* Begin MATERIAL PROVIDED *

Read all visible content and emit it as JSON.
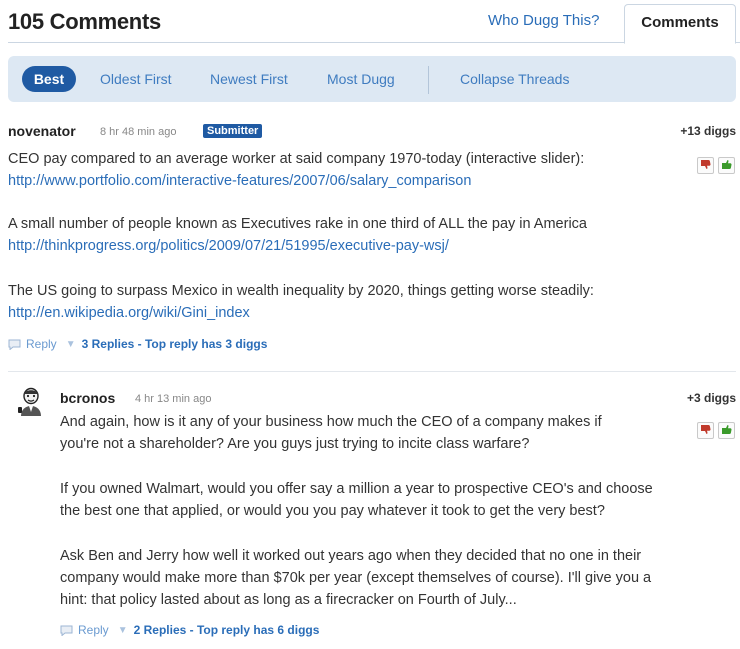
{
  "header": {
    "title": "105 Comments",
    "tabs": {
      "who_dugg": "Who Dugg This?",
      "comments": "Comments"
    }
  },
  "sort": {
    "items": [
      "Best",
      "Oldest First",
      "Newest First",
      "Most Dugg"
    ],
    "collapse": "Collapse Threads"
  },
  "comments": [
    {
      "user": "novenator",
      "time": "8 hr 48 min ago",
      "badge": "Submitter",
      "diggs": "+13 diggs",
      "paragraphs": [
        {
          "text": "CEO pay compared to an average worker at said company 1970-today (interactive slider):",
          "link": "http://www.portfolio.com/interactive-features/2007/06/salary_comparison"
        },
        {
          "text": "A small number of people known as Executives rake in one third of ALL the pay in America",
          "link": "http://thinkprogress.org/politics/2009/07/21/51995/executive-pay-wsj/"
        },
        {
          "text": "The US going to surpass Mexico in wealth inequality by 2020, things getting worse steadily:",
          "link": "http://en.wikipedia.org/wiki/Gini_index"
        }
      ],
      "reply_label": "Reply",
      "replies_summary": "3 Replies - Top reply has 3 diggs"
    },
    {
      "user": "bcronos",
      "time": "4 hr 13 min ago",
      "diggs": "+3 diggs",
      "lines": [
        "And again, how is it any of your business how much the CEO of a company makes if",
        "you're not a shareholder? Are you guys just trying to incite class warfare?",
        "If you owned Walmart, would you offer say a million a year to prospective CEO's and choose",
        "the best one that applied, or would you you pay whatever it took to get the very best?",
        "Ask Ben and Jerry how well it worked out years ago when they decided that no one in their",
        "company would make more than $70k per year (except themselves of course). I'll give you a",
        "hint: that policy lasted about as long as a firecracker on Fourth of July..."
      ],
      "reply_label": "Reply",
      "replies_summary": "2 Replies - Top reply has 6 diggs"
    }
  ],
  "icons": {
    "bury": "thumbs-down-icon",
    "digg": "thumbs-up-icon",
    "reply": "speech-bubble-icon",
    "avatar": "avatar"
  },
  "colors": {
    "accent": "#1f5aa3",
    "link": "#2a6db8",
    "sortbar_bg": "#dde8f3",
    "bury": "#c0392b",
    "digg": "#3a9a2a"
  }
}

* End MATERIAL PROVIDED *

▸ PROBLEM STATEMENT:
In the data above, how many lines contain the string "that"? Answer with the number only.

▸ ANSWER TO THE PROBLEM:
3